-- start Source records --
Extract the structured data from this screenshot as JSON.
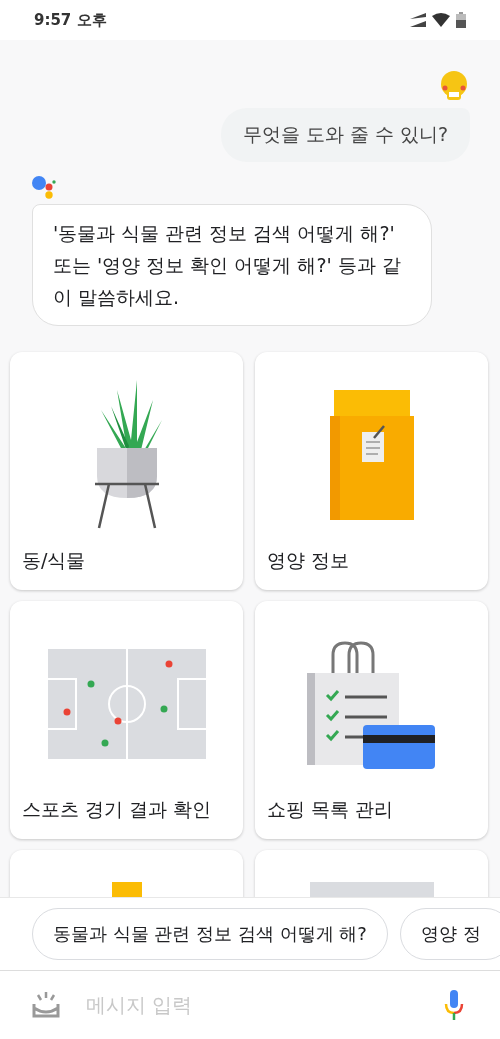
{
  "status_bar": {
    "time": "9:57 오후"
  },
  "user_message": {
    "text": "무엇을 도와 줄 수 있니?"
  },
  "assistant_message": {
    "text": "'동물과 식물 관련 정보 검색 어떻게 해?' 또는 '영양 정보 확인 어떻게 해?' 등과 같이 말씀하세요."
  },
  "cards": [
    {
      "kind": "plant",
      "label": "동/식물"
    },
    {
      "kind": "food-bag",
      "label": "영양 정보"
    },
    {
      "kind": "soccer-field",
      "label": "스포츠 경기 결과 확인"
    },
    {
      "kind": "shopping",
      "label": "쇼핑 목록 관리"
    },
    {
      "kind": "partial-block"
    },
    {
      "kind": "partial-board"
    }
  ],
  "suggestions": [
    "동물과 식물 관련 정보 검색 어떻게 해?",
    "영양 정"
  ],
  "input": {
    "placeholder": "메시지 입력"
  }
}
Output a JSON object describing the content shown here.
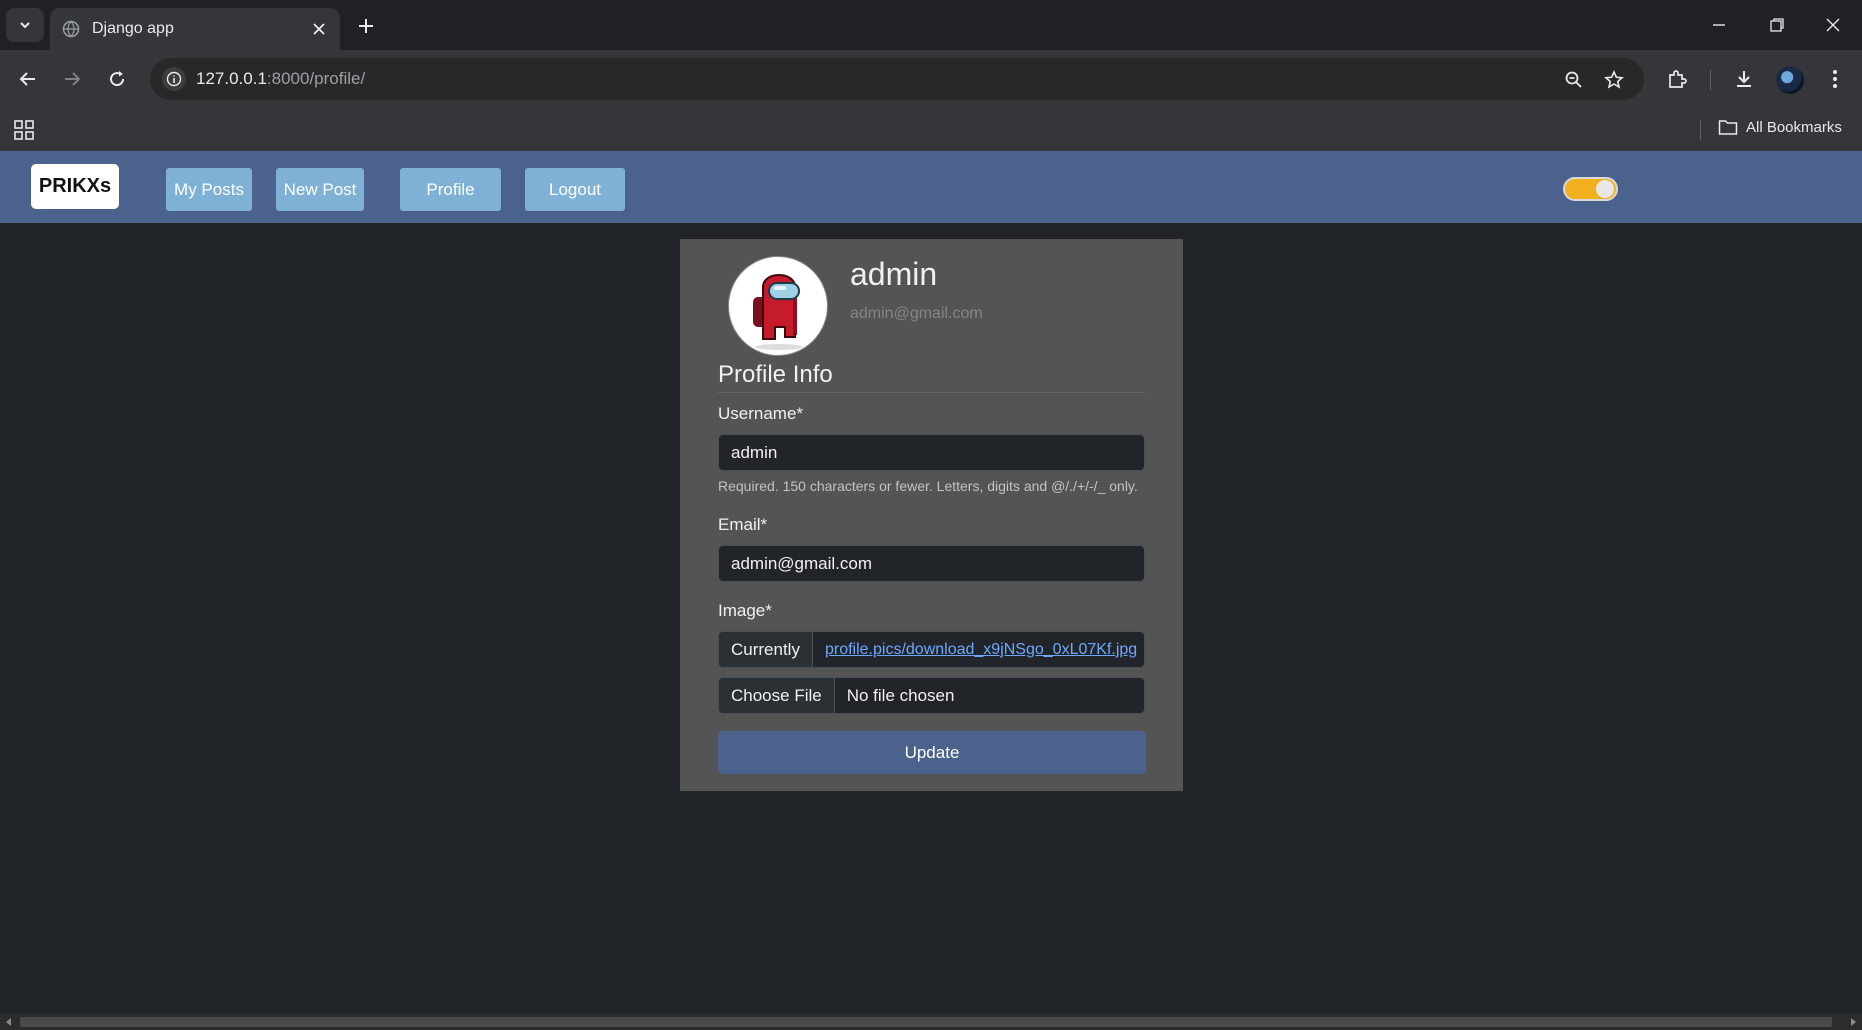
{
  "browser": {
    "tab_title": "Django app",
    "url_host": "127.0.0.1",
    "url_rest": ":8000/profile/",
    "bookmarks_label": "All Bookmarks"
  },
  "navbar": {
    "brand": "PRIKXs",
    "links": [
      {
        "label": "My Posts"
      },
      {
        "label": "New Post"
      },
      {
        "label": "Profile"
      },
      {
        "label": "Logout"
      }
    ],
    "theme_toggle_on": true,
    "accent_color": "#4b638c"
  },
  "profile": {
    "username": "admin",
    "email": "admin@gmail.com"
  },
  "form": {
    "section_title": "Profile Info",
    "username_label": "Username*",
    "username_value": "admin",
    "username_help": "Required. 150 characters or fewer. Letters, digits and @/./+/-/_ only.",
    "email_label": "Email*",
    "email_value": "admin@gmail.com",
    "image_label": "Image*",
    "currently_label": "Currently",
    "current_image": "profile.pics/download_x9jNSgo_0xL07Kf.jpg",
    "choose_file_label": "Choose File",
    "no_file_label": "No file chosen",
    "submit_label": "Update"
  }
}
-- end Source records --
-- start Source records --
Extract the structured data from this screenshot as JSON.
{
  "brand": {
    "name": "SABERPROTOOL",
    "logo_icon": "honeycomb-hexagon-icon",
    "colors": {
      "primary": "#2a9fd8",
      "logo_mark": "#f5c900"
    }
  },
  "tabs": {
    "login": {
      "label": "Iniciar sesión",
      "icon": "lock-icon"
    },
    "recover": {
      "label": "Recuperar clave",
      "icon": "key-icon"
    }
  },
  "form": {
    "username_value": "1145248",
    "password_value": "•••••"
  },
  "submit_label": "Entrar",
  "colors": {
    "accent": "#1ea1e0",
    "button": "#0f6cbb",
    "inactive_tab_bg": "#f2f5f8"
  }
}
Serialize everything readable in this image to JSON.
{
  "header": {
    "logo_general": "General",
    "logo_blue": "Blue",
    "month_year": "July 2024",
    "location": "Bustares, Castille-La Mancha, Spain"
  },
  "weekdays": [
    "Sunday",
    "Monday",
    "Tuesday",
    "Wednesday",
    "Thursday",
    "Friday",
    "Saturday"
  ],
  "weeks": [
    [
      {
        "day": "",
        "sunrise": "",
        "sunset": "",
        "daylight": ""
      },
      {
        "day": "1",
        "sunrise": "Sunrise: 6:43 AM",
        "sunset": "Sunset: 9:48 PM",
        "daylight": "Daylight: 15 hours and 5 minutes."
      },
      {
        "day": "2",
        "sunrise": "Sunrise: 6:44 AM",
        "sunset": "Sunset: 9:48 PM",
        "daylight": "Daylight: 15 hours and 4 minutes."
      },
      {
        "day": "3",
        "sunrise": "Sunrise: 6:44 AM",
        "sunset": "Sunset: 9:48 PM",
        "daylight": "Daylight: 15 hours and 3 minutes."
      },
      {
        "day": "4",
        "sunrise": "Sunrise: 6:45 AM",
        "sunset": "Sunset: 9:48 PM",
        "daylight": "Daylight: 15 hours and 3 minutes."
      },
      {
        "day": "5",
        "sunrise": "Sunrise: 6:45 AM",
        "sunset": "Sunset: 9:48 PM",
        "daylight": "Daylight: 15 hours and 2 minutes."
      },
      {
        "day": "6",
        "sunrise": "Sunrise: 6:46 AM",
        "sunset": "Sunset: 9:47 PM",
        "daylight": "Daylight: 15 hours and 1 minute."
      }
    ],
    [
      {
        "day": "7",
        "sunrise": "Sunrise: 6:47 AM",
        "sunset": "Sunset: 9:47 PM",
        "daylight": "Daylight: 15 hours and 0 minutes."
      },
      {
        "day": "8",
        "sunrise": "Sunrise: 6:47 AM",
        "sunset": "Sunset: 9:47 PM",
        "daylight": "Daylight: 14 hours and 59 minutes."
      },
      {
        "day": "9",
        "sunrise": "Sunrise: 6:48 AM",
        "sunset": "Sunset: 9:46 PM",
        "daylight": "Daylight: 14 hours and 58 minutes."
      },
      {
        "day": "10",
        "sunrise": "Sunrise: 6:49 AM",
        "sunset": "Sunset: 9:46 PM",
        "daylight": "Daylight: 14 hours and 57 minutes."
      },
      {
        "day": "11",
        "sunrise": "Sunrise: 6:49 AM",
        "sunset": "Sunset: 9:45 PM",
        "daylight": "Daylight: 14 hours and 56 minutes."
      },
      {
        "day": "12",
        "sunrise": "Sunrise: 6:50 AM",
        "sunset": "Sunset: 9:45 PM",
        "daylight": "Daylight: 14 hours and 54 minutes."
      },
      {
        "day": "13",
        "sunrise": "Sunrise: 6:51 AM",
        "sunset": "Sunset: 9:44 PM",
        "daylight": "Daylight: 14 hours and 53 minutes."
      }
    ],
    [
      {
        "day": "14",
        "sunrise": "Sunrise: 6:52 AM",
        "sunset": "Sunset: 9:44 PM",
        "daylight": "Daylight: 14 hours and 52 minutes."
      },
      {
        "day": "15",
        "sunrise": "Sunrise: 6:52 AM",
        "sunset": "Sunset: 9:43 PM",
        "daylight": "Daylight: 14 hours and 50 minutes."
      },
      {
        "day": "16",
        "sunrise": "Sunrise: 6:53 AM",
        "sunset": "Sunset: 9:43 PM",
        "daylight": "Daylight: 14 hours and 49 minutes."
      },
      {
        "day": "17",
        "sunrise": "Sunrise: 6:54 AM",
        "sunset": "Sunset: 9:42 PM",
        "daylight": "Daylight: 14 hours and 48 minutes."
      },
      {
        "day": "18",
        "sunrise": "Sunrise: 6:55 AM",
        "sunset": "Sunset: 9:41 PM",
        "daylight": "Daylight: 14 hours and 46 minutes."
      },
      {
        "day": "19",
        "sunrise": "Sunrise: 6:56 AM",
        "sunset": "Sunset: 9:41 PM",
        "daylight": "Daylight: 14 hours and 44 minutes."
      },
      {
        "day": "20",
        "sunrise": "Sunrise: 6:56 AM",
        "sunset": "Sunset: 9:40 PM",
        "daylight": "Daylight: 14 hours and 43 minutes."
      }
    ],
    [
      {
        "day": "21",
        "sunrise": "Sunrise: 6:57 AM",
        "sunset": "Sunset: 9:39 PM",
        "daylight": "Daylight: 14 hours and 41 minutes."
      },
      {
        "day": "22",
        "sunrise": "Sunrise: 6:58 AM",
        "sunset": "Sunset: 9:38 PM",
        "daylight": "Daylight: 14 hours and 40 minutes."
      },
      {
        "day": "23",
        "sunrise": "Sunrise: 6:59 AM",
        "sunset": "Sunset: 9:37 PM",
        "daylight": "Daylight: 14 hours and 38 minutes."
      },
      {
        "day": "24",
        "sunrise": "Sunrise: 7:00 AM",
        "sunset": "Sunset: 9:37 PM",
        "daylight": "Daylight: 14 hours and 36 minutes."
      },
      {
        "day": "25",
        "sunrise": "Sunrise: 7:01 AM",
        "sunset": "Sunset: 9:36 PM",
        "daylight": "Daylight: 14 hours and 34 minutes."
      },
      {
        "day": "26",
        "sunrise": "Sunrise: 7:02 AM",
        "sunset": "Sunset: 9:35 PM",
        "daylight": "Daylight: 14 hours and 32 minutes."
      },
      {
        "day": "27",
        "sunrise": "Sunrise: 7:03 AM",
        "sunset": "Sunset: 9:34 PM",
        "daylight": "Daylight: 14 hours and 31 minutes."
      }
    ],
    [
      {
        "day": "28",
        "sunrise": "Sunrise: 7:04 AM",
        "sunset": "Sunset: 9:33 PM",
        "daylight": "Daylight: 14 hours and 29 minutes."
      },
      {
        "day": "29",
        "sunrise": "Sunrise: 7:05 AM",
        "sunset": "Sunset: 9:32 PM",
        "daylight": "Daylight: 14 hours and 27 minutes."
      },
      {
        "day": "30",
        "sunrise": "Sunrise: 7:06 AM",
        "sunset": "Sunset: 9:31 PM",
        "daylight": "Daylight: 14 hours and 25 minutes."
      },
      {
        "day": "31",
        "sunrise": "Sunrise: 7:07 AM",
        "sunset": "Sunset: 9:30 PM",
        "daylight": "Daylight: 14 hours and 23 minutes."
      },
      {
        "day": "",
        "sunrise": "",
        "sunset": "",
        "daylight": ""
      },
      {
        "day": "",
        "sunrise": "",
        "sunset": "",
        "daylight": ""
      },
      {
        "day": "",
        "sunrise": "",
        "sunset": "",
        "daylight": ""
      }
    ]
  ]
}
-- end Source records --
-- start Source records --
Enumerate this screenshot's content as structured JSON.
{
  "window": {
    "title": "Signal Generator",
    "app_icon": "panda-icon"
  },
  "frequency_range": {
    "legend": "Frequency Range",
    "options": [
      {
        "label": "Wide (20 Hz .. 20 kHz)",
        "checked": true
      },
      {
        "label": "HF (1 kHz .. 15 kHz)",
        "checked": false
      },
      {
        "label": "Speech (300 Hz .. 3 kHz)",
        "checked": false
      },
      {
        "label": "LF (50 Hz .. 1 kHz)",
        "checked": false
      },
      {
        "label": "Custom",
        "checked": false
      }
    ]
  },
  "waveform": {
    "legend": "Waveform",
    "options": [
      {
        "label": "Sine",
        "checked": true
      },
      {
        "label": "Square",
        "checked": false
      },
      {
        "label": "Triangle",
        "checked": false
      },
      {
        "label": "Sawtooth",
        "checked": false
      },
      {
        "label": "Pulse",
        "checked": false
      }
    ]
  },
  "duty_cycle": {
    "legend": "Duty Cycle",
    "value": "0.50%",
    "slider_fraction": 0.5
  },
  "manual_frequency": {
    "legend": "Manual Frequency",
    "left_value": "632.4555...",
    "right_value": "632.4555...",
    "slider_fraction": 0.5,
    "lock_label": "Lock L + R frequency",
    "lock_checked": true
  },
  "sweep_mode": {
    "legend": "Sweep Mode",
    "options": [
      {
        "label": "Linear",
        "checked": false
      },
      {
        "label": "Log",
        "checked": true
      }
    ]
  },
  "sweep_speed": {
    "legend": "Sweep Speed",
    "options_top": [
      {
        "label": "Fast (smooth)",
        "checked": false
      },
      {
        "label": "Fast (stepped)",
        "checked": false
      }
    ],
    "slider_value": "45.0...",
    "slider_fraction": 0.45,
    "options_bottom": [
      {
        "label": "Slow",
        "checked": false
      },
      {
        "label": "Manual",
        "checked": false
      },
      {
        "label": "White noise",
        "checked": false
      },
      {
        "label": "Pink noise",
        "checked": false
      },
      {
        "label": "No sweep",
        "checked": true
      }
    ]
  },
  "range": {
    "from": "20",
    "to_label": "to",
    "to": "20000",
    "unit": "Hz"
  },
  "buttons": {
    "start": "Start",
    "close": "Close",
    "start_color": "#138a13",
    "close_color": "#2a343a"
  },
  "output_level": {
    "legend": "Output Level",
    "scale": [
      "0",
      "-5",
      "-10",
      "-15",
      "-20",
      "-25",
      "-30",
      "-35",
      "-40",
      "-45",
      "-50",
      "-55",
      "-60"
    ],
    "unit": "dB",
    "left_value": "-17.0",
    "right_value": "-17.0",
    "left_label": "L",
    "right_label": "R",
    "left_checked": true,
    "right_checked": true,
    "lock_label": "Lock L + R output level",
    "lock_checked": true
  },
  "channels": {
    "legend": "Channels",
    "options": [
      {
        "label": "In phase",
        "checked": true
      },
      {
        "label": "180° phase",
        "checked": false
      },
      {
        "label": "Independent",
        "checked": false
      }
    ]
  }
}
-- end Source records --
_Exercise task_: How many of the lines above include the word "admin"? Respond with the number alone.

_Expected answer_: 4